- EXERCISE BRIEF
In the listing below, count the lines with "JSON" and report only the figure.

[Stored entries]
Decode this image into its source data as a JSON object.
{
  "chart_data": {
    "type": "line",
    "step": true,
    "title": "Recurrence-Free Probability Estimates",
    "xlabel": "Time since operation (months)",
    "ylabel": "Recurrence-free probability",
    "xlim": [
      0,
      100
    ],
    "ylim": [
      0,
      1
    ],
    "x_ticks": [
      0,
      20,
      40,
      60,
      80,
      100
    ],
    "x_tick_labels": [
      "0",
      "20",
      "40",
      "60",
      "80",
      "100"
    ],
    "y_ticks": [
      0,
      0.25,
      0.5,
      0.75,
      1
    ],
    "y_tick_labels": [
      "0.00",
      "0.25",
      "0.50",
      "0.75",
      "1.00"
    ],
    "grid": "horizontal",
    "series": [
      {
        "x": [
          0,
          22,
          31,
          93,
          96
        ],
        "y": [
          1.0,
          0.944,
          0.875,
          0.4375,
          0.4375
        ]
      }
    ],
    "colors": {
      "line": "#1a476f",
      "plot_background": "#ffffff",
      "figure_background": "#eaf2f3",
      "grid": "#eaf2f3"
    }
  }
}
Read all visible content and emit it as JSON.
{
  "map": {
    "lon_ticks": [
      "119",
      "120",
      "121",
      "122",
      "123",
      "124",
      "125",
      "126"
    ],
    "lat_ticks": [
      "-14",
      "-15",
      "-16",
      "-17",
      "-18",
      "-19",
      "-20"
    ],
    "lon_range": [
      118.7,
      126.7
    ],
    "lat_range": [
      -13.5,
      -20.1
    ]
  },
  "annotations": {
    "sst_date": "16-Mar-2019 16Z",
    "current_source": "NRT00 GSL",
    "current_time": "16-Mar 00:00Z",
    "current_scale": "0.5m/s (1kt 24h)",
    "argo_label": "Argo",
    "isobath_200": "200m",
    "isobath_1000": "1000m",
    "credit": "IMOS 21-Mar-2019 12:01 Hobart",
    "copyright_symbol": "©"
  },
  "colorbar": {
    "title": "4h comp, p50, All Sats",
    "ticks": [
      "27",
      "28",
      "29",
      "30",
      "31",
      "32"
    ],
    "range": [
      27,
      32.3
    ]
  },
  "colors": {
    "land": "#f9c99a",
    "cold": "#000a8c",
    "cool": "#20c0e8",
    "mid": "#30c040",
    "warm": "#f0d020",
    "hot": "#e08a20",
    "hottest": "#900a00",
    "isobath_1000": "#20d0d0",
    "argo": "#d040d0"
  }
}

- THE COMPLETED TASK
2